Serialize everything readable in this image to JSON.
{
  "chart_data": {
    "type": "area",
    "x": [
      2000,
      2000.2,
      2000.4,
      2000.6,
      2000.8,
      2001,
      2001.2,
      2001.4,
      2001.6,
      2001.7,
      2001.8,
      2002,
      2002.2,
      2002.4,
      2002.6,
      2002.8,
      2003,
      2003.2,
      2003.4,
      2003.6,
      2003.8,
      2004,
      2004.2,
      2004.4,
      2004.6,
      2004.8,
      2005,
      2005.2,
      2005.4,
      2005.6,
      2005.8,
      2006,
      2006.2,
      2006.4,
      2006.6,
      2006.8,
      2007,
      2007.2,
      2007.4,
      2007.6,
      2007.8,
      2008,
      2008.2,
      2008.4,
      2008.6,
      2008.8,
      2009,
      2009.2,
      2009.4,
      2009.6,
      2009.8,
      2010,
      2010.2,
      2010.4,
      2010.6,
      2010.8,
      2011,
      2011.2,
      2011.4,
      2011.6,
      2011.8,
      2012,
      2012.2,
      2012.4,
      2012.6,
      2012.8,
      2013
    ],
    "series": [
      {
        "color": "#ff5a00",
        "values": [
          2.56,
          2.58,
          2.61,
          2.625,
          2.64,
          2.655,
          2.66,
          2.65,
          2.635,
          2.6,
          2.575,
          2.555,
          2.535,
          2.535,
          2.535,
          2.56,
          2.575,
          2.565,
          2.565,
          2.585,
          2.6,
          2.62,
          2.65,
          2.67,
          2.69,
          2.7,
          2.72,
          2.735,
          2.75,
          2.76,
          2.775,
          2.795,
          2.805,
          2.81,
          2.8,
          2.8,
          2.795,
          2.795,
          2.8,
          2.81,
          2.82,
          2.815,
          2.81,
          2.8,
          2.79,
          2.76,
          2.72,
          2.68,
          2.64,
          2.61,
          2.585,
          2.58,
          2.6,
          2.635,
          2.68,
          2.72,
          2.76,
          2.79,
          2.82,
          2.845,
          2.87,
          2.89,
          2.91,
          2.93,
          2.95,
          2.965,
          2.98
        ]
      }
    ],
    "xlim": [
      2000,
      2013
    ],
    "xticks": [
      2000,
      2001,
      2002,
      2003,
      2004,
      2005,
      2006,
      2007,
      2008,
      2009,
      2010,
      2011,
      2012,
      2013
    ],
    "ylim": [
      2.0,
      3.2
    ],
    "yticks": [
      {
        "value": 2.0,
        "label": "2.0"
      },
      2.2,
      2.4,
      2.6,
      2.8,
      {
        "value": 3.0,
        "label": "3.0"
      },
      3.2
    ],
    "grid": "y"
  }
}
---
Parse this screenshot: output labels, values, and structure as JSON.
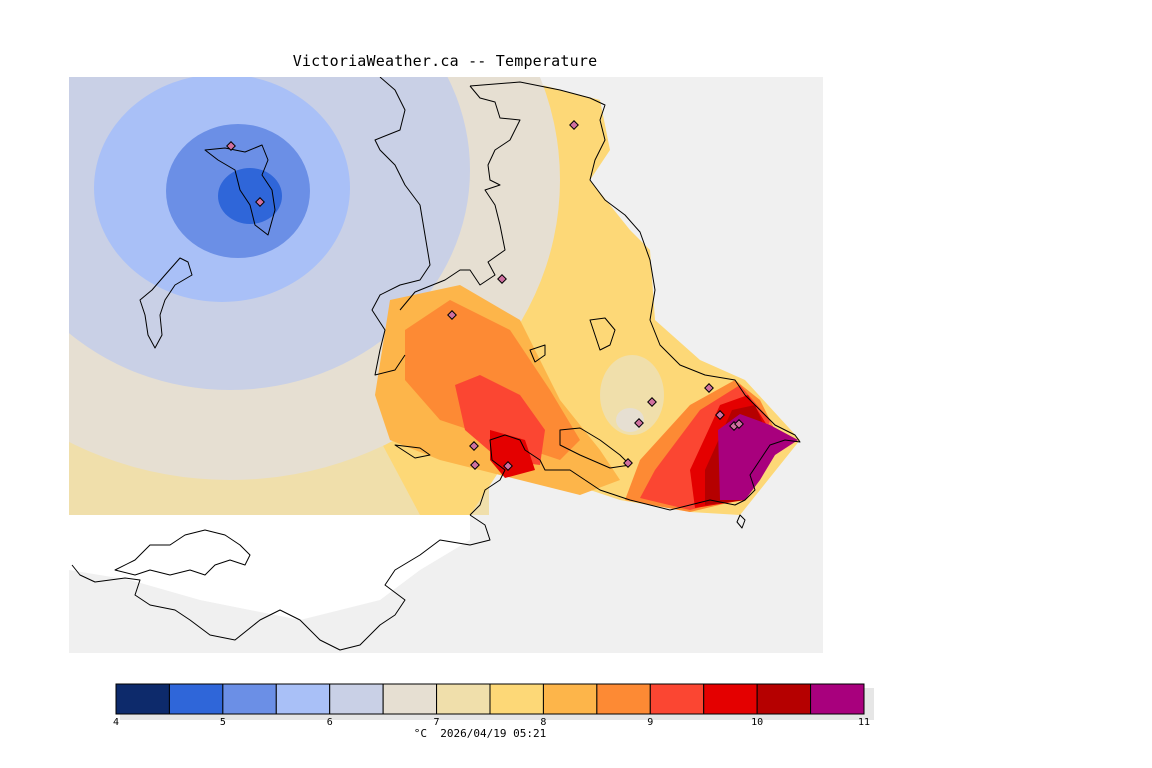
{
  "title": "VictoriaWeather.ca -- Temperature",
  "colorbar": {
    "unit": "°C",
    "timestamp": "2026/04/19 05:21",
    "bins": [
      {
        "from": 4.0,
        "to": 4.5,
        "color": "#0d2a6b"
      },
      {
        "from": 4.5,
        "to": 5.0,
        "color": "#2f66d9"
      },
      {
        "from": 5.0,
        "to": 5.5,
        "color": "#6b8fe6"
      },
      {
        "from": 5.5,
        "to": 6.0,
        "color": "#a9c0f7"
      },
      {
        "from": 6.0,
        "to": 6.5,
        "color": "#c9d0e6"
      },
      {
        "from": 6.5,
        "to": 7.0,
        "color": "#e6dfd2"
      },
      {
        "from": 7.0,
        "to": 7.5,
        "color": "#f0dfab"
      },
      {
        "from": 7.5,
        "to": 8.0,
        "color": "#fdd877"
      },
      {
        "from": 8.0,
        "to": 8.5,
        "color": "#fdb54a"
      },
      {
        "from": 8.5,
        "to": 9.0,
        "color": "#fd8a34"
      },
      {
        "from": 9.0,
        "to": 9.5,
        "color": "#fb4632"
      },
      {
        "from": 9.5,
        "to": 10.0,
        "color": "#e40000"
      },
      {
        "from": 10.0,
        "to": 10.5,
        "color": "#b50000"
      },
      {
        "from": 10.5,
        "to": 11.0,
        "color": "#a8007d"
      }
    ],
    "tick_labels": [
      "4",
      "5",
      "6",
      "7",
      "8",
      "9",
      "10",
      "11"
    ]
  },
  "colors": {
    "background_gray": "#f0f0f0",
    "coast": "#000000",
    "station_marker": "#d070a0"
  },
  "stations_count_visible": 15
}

▶ _WHAT IS REQUIRED_:
Every line of the records that includes the word "values" should be gathered.

▶ _COMPLETED EXERCISE_:
        "values": [
Parse this screenshot: output labels, values, and structure as JSON.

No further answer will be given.